---- Data provided

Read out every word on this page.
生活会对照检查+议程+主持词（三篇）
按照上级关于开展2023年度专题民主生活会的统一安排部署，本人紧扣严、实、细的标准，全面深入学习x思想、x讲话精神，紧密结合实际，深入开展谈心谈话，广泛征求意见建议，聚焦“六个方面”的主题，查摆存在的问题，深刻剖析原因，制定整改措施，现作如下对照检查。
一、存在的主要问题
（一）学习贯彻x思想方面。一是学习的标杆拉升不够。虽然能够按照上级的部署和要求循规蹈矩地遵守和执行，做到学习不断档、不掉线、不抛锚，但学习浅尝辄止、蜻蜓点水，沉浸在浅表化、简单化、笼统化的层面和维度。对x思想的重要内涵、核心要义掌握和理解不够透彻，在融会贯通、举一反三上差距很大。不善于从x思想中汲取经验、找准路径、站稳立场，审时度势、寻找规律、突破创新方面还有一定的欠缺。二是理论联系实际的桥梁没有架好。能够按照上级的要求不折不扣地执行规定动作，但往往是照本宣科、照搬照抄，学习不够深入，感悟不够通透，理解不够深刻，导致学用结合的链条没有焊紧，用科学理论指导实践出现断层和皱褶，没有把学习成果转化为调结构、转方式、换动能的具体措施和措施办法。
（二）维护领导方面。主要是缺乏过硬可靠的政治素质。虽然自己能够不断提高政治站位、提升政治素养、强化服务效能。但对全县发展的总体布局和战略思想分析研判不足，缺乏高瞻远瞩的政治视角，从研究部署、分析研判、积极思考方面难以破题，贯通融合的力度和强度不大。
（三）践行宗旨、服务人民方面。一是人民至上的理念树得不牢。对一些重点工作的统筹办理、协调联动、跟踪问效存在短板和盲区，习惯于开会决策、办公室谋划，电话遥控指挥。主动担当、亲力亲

--------

* [What the task requires]: Recopy the whole listing exactly.

* [Answer for the task]:
Read out every word on this page.
生活会对照检查+议程+主持词（三篇）
按照上级关于开展2023年度专题民主生活会的统一安排部署，本人紧扣严、实、细的标准，全面深入学习x思想、x讲话精神，紧密结合实际，深入开展谈心谈话，广泛征求意见建议，聚焦“六个方面”的主题，查摆存在的问题，深刻剖析原因，制定整改措施，现作如下对照检查。
一、存在的主要问题
（一）学习贯彻x思想方面。一是学习的标杆拉升不够。虽然能够按照上级的部署和要求循规蹈矩地遵守和执行，做到学习不断档、不掉线、不抛锚，但学习浅尝辄止、蜻蜓点水，沉浸在浅表化、简单化、笼统化的层面和维度。对x思想的重要内涵、核心要义掌握和理解不够透彻，在融会贯通、举一反三上差距很大。不善于从x思想中汲取经验、找准路径、站稳立场，审时度势、寻找规律、突破创新方面还有一定的欠缺。二是理论联系实际的桥梁没有架好。能够按照上级的要求不折不扣地执行规定动作，但往往是照本宣科、照搬照抄，学习不够深入，感悟不够通透，理解不够深刻，导致学用结合的链条没有焊紧，用科学理论指导实践出现断层和皱褶，没有把学习成果转化为调结构、转方式、换动能的具体措施和措施办法。
（二）维护领导方面。主要是缺乏过硬可靠的政治素质。虽然自己能够不断提高政治站位、提升政治素养、强化服务效能。但对全县发展的总体布局和战略思想分析研判不足，缺乏高瞻远瞩的政治视角，从研究部署、分析研判、积极思考方面难以破题，贯通融合的力度和强度不大。
（三）践行宗旨、服务人民方面。一是人民至上的理念树得不牢。对一些重点工作的统筹办理、协调联动、跟踪问效存在短板和盲区，习惯于开会决策、办公室谋划，电话遥控指挥。主动担当、亲力亲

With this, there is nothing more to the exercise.